## Task instructions
Read the data and repeat all of it exactly.
--- start Dataset rows ---
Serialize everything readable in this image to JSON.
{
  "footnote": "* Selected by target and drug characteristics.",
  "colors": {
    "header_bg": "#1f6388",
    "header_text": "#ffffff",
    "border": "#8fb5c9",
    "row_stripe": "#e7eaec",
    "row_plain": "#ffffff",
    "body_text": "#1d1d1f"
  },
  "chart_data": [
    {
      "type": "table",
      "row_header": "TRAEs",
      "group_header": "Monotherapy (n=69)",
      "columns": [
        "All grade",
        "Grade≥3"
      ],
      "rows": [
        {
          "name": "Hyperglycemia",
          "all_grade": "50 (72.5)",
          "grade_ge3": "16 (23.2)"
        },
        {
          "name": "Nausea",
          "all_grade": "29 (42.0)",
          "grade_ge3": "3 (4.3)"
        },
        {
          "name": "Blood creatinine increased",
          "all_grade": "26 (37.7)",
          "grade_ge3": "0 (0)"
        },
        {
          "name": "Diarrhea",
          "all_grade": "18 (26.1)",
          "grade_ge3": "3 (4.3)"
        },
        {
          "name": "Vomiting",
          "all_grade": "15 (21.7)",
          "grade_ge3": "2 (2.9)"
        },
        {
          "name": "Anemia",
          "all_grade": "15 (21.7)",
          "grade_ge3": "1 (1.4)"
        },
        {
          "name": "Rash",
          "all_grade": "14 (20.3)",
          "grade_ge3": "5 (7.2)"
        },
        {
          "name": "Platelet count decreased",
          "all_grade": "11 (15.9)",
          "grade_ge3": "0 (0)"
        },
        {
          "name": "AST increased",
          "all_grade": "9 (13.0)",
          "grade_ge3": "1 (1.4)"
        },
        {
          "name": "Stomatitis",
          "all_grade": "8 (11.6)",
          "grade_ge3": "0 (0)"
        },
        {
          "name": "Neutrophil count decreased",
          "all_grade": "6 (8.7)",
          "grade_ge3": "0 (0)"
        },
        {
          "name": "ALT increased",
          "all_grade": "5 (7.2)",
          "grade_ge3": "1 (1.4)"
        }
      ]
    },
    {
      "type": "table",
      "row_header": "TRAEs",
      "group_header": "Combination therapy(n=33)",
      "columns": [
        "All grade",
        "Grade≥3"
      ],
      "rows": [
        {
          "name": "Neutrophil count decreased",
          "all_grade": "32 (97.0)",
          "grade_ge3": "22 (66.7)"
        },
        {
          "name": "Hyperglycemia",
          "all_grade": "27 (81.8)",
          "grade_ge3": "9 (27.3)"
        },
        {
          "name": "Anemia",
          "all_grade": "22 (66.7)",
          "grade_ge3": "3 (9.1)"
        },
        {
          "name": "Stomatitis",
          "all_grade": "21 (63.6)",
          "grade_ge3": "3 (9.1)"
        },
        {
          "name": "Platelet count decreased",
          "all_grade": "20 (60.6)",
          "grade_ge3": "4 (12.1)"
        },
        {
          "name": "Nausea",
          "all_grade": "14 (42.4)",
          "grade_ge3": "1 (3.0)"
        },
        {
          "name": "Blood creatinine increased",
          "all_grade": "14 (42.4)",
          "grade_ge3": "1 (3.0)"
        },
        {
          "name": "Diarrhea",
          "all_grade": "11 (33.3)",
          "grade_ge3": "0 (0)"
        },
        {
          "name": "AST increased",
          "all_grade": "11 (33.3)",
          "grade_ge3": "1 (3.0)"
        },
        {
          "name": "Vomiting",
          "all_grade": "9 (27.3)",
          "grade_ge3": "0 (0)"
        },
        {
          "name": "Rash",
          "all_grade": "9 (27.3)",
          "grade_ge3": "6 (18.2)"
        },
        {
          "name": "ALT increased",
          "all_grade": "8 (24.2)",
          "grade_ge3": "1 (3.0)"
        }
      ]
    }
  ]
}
--- end Dataset rows ---
## Reply
Serialize everything readable in this image to JSON.
{
  "footnote": "* Selected by target and drug characteristics.",
  "colors": {
    "header_bg": "#1f6388",
    "header_text": "#ffffff",
    "border": "#8fb5c9",
    "row_stripe": "#e7eaec",
    "row_plain": "#ffffff",
    "body_text": "#1d1d1f"
  },
  "chart_data": [
    {
      "type": "table",
      "row_header": "TRAEs",
      "group_header": "Monotherapy (n=69)",
      "columns": [
        "All grade",
        "Grade≥3"
      ],
      "rows": [
        {
          "name": "Hyperglycemia",
          "all_grade": "50 (72.5)",
          "grade_ge3": "16 (23.2)"
        },
        {
          "name": "Nausea",
          "all_grade": "29 (42.0)",
          "grade_ge3": "3 (4.3)"
        },
        {
          "name": "Blood creatinine increased",
          "all_grade": "26 (37.7)",
          "grade_ge3": "0 (0)"
        },
        {
          "name": "Diarrhea",
          "all_grade": "18 (26.1)",
          "grade_ge3": "3 (4.3)"
        },
        {
          "name": "Vomiting",
          "all_grade": "15 (21.7)",
          "grade_ge3": "2 (2.9)"
        },
        {
          "name": "Anemia",
          "all_grade": "15 (21.7)",
          "grade_ge3": "1 (1.4)"
        },
        {
          "name": "Rash",
          "all_grade": "14 (20.3)",
          "grade_ge3": "5 (7.2)"
        },
        {
          "name": "Platelet count decreased",
          "all_grade": "11 (15.9)",
          "grade_ge3": "0 (0)"
        },
        {
          "name": "AST increased",
          "all_grade": "9 (13.0)",
          "grade_ge3": "1 (1.4)"
        },
        {
          "name": "Stomatitis",
          "all_grade": "8 (11.6)",
          "grade_ge3": "0 (0)"
        },
        {
          "name": "Neutrophil count decreased",
          "all_grade": "6 (8.7)",
          "grade_ge3": "0 (0)"
        },
        {
          "name": "ALT increased",
          "all_grade": "5 (7.2)",
          "grade_ge3": "1 (1.4)"
        }
      ]
    },
    {
      "type": "table",
      "row_header": "TRAEs",
      "group_header": "Combination therapy(n=33)",
      "columns": [
        "All grade",
        "Grade≥3"
      ],
      "rows": [
        {
          "name": "Neutrophil count decreased",
          "all_grade": "32 (97.0)",
          "grade_ge3": "22 (66.7)"
        },
        {
          "name": "Hyperglycemia",
          "all_grade": "27 (81.8)",
          "grade_ge3": "9 (27.3)"
        },
        {
          "name": "Anemia",
          "all_grade": "22 (66.7)",
          "grade_ge3": "3 (9.1)"
        },
        {
          "name": "Stomatitis",
          "all_grade": "21 (63.6)",
          "grade_ge3": "3 (9.1)"
        },
        {
          "name": "Platelet count decreased",
          "all_grade": "20 (60.6)",
          "grade_ge3": "4 (12.1)"
        },
        {
          "name": "Nausea",
          "all_grade": "14 (42.4)",
          "grade_ge3": "1 (3.0)"
        },
        {
          "name": "Blood creatinine increased",
          "all_grade": "14 (42.4)",
          "grade_ge3": "1 (3.0)"
        },
        {
          "name": "Diarrhea",
          "all_grade": "11 (33.3)",
          "grade_ge3": "0 (0)"
        },
        {
          "name": "AST increased",
          "all_grade": "11 (33.3)",
          "grade_ge3": "1 (3.0)"
        },
        {
          "name": "Vomiting",
          "all_grade": "9 (27.3)",
          "grade_ge3": "0 (0)"
        },
        {
          "name": "Rash",
          "all_grade": "9 (27.3)",
          "grade_ge3": "6 (18.2)"
        },
        {
          "name": "ALT increased",
          "all_grade": "8 (24.2)",
          "grade_ge3": "1 (3.0)"
        }
      ]
    }
  ]
}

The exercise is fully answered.